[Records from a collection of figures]

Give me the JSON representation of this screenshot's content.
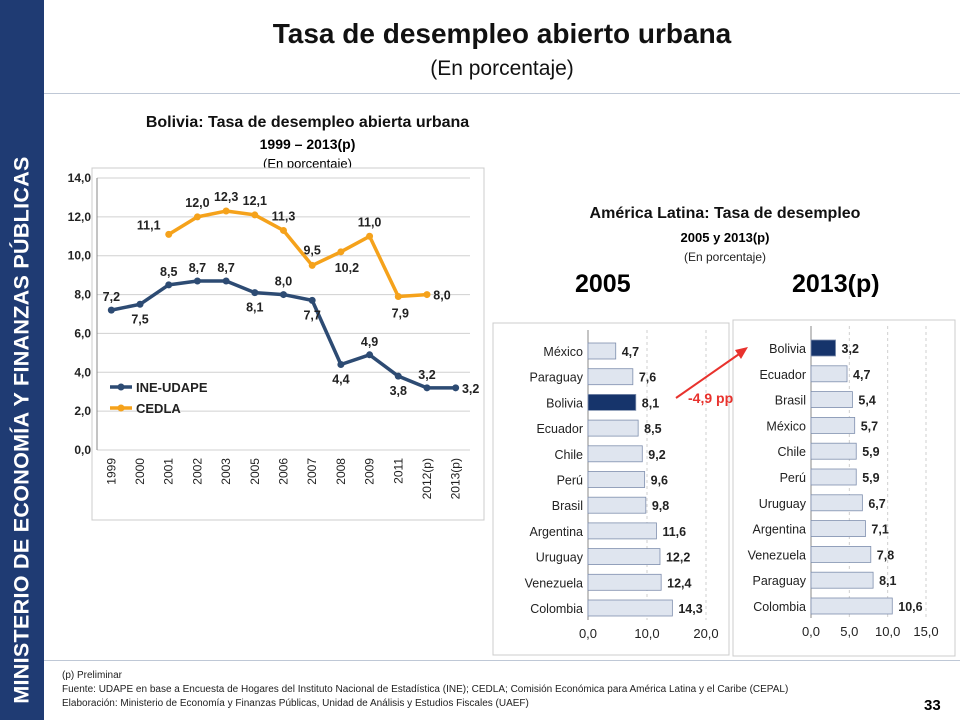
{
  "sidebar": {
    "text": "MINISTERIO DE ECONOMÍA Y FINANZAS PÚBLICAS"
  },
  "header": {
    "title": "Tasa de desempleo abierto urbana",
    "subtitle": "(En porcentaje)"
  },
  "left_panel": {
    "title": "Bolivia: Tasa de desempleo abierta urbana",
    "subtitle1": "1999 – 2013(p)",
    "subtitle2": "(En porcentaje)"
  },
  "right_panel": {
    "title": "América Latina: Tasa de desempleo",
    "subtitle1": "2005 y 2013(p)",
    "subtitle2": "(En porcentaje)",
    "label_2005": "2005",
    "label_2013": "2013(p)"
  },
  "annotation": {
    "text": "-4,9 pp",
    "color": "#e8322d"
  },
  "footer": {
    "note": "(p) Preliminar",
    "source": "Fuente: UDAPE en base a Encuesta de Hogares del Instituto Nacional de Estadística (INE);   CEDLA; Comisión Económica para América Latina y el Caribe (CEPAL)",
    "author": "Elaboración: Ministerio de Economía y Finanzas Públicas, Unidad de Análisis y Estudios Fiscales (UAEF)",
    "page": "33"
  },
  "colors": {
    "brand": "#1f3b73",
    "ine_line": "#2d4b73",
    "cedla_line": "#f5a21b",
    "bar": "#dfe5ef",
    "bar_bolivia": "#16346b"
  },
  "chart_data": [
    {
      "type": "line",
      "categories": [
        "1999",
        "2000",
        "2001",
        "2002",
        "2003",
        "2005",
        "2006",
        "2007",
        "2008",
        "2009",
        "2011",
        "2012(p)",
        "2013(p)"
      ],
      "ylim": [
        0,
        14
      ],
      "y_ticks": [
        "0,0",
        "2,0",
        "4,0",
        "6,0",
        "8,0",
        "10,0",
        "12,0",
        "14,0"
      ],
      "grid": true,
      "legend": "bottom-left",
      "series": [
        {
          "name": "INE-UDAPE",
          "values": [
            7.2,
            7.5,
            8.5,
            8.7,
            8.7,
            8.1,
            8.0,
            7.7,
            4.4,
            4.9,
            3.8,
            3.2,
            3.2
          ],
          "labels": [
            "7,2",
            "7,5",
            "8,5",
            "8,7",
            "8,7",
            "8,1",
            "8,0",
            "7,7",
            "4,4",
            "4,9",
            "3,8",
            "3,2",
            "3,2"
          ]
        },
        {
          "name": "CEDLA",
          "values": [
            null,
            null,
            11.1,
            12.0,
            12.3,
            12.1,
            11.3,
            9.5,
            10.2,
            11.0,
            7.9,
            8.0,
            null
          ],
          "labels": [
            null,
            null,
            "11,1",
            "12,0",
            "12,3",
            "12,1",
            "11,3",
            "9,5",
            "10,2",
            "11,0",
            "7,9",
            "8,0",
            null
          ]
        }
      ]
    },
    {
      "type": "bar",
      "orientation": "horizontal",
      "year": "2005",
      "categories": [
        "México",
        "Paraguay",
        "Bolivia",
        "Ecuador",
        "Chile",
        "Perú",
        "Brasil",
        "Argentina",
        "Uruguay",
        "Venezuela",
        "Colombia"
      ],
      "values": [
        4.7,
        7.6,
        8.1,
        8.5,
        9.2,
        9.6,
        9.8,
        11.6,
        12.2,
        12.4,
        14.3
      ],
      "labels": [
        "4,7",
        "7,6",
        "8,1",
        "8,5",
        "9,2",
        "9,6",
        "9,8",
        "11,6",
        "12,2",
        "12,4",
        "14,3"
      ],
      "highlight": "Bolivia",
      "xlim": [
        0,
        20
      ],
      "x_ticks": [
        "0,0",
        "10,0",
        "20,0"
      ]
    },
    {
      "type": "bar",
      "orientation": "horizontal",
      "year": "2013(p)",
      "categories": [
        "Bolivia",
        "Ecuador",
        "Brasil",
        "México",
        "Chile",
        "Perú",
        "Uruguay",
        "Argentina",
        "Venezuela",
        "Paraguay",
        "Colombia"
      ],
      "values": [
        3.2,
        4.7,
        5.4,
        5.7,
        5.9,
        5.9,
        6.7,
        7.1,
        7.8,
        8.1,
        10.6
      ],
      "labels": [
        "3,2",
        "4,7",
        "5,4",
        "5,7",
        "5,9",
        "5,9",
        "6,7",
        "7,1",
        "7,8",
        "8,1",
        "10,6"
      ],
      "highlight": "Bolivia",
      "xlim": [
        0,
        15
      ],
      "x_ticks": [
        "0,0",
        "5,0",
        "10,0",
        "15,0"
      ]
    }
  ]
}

...

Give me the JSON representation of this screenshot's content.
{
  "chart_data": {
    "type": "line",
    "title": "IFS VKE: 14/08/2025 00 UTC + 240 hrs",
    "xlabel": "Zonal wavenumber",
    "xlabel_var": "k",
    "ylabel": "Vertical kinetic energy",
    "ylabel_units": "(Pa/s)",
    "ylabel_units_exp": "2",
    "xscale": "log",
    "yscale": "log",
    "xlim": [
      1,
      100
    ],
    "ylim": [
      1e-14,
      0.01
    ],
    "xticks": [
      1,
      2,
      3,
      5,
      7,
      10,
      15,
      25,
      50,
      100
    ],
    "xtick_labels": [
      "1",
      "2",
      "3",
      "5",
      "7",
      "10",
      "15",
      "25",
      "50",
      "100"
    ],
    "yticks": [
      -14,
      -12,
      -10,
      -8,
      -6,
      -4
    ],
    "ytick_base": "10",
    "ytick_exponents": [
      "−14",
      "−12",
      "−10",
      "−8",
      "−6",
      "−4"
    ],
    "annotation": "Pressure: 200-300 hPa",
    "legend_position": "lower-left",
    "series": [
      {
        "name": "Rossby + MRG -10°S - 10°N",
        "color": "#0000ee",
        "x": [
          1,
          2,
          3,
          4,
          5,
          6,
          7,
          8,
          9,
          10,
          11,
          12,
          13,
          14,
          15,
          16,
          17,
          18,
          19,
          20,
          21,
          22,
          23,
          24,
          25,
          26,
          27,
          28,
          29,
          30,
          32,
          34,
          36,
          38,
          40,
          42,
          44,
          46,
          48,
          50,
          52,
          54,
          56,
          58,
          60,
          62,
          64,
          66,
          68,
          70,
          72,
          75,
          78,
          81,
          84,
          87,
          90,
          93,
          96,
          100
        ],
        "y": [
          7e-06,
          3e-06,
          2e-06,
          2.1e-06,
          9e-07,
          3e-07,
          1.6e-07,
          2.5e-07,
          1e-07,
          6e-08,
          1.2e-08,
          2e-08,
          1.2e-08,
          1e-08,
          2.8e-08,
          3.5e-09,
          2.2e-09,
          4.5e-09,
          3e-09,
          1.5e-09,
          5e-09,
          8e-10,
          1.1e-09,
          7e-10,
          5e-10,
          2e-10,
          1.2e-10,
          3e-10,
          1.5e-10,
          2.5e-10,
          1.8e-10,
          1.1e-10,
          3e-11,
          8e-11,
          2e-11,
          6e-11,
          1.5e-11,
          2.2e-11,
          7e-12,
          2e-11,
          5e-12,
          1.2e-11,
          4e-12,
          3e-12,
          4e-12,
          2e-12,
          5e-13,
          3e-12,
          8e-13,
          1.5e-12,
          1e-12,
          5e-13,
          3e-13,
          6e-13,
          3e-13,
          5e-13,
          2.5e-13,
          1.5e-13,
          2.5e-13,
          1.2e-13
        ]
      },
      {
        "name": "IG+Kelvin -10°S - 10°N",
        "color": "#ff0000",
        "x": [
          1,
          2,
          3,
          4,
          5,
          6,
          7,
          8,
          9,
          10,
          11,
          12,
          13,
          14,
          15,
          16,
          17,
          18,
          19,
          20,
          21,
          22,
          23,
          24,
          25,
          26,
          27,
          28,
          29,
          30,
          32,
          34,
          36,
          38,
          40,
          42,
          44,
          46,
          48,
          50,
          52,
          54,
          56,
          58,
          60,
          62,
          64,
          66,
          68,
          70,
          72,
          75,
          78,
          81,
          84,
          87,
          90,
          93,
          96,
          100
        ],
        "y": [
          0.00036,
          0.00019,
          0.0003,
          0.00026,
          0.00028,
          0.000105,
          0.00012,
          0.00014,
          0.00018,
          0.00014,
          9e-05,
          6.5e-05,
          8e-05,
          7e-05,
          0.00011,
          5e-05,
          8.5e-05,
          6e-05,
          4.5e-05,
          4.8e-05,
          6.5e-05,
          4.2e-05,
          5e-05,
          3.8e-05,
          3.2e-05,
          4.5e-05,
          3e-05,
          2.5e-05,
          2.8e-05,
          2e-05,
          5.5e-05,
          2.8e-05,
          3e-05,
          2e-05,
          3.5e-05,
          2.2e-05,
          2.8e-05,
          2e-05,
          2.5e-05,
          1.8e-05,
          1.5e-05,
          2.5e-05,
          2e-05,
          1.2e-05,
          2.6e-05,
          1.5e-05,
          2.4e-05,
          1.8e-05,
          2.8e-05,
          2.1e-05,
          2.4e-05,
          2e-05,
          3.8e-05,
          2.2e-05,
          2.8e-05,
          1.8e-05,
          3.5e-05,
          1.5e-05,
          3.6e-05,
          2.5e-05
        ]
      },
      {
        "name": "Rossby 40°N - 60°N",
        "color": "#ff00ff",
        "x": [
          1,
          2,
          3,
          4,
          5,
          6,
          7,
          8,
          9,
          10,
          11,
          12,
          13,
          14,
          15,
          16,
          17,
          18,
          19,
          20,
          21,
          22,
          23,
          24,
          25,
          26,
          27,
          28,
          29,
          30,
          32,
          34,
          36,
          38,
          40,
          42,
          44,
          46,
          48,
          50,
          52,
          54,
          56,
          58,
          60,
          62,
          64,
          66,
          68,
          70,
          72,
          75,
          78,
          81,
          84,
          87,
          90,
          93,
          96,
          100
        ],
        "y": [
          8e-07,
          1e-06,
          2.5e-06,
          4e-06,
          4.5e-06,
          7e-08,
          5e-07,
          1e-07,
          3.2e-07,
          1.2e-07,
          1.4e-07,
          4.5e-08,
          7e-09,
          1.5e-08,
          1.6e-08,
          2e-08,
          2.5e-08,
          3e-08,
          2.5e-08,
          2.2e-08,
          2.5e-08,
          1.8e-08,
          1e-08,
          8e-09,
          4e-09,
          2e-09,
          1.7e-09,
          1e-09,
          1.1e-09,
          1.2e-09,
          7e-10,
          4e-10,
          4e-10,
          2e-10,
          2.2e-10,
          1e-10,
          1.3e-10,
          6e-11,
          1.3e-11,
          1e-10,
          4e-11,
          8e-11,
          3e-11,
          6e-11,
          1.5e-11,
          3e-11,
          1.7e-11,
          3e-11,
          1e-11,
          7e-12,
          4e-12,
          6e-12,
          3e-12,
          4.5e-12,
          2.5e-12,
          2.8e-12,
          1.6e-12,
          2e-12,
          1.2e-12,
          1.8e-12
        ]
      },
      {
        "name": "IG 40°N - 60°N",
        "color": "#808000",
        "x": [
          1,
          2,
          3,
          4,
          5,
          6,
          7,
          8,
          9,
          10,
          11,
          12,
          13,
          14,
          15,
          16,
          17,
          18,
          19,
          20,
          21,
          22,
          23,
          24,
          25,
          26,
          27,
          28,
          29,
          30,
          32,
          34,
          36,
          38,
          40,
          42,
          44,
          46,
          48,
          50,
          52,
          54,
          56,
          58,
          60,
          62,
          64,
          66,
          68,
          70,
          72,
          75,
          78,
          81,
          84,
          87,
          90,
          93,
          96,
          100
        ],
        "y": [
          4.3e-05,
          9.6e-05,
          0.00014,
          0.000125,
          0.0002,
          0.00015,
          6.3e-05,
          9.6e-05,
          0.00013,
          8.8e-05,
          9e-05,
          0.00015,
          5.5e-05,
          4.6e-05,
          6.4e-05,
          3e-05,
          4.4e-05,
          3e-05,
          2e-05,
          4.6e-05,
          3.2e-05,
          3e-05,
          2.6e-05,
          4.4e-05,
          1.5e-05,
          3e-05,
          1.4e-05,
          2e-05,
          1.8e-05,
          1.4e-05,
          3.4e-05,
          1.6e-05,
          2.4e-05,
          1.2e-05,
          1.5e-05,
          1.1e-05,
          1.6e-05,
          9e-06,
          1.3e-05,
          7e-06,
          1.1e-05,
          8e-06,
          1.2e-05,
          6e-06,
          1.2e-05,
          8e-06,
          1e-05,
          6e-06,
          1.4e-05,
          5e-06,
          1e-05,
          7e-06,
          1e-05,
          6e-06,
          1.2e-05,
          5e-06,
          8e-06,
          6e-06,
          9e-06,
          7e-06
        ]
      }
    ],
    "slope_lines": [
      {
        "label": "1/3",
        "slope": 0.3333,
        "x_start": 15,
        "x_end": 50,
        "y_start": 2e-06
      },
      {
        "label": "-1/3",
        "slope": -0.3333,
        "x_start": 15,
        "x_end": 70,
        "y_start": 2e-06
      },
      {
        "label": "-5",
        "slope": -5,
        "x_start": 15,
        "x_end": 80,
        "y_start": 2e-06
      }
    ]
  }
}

OBJECTIVE: Gather all lines where the word "urbana" appears.

RESULT FOR THIS TASK:
    "title": "Tasa de desempleo abierto urbana",
    "title": "Bolivia: Tasa de desempleo abierta urbana",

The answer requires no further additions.